* [TASK INSTRUCTIONS]: Locate and copy each line in the data that contains the word "пункта".

————————

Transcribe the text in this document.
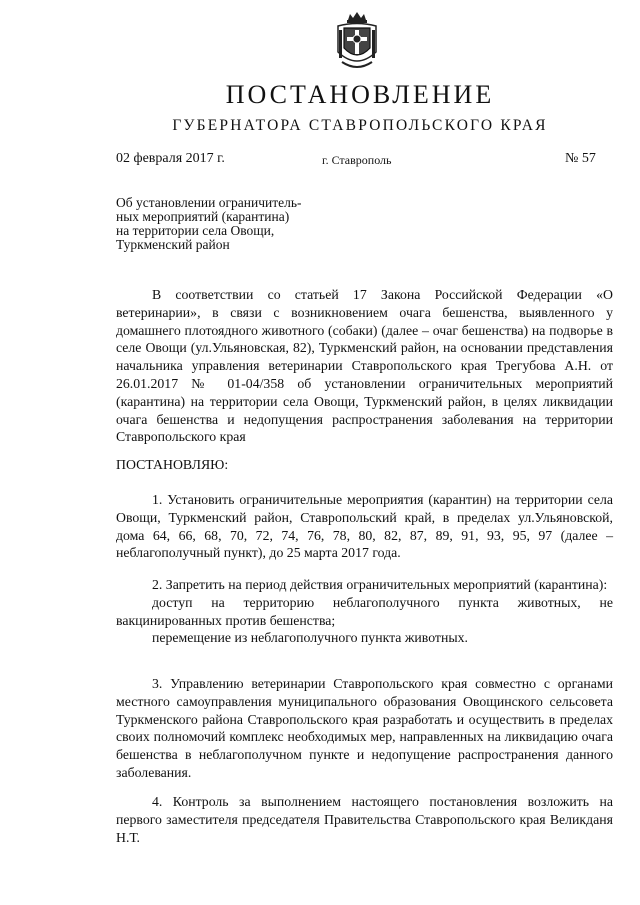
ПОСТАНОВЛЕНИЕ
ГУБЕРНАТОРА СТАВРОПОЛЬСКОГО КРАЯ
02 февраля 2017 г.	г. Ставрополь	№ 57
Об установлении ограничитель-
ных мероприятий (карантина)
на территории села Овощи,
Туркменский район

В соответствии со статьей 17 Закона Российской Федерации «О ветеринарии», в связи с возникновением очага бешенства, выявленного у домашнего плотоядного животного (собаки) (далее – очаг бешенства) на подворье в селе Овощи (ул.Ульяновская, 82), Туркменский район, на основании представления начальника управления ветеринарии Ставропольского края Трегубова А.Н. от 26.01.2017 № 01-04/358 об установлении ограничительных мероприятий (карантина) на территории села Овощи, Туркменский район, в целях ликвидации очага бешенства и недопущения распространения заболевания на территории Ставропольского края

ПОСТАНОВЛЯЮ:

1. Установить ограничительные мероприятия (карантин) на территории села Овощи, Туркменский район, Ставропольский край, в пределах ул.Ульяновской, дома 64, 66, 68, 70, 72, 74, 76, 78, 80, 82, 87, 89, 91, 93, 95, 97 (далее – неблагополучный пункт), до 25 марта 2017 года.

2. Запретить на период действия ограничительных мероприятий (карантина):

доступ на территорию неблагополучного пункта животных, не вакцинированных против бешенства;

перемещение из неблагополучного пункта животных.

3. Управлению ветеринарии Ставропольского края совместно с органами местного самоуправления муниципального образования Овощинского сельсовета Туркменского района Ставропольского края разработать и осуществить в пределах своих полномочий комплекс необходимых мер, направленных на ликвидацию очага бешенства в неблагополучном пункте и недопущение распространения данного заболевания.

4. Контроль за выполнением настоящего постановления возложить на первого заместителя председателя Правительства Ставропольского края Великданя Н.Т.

————————

* [THE OUTPUT]:
доступ на территорию неблагополучного пункта животных, не вакцинированных против бешенства;
перемещение из неблагополучного пункта животных.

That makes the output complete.